■ Extracted information ■
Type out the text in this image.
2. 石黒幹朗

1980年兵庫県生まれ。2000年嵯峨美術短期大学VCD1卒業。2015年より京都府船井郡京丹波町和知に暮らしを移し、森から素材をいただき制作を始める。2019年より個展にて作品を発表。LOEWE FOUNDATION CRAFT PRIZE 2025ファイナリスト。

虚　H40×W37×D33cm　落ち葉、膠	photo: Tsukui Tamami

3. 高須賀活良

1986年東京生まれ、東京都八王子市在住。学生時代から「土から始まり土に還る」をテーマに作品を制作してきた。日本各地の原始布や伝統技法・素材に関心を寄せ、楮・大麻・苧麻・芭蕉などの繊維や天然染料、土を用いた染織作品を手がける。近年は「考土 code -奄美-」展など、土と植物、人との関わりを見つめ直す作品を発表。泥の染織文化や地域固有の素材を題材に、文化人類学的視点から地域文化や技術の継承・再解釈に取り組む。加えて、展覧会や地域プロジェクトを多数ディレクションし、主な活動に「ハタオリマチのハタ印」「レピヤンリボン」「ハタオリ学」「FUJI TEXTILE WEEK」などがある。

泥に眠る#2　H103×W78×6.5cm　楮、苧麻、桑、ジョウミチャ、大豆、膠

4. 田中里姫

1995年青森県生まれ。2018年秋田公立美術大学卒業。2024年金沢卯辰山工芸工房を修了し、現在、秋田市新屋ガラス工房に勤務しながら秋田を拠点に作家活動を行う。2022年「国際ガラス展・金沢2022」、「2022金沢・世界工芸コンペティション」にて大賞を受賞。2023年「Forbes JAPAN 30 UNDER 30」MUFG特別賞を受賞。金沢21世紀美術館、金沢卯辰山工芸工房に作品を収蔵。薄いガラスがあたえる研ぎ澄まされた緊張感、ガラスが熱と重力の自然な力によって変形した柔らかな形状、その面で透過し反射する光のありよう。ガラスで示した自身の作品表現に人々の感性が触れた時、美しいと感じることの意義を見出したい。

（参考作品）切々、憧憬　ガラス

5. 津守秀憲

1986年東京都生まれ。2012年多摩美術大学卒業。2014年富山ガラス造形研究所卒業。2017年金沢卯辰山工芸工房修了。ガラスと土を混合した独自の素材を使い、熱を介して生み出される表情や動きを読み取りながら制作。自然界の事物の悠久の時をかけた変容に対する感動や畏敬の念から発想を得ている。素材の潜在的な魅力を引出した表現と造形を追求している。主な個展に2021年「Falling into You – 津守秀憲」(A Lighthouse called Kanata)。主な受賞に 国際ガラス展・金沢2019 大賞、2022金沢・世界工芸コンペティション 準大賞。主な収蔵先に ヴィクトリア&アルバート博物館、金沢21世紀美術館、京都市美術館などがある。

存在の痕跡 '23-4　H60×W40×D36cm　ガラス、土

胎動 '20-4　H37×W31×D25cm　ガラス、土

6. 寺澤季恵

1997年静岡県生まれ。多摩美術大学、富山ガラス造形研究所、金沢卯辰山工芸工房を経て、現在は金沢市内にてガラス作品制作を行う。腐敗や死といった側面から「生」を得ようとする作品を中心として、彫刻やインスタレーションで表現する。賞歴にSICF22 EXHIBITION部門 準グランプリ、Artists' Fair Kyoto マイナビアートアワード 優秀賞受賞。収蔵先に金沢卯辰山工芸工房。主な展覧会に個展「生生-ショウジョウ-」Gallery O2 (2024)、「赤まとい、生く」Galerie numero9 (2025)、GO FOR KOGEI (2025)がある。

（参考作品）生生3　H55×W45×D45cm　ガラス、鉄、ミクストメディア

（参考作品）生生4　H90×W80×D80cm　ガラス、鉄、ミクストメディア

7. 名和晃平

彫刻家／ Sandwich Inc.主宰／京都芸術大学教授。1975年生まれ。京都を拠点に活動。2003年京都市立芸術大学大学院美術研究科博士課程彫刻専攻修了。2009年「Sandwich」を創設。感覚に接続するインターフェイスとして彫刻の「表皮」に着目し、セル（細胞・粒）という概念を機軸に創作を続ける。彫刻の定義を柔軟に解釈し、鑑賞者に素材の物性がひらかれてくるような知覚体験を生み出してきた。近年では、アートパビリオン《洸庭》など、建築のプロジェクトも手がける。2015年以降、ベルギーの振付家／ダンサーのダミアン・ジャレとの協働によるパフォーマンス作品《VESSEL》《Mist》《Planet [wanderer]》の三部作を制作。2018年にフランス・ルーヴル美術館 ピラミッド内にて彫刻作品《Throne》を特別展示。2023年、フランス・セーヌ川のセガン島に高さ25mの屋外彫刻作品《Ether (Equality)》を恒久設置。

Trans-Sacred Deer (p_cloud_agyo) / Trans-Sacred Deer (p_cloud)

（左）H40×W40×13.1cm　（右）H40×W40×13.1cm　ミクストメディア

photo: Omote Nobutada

■ Direction ■
Examine the records and report how many lines contain the string "photo". Only the number should be given.

■ The completed task ■
2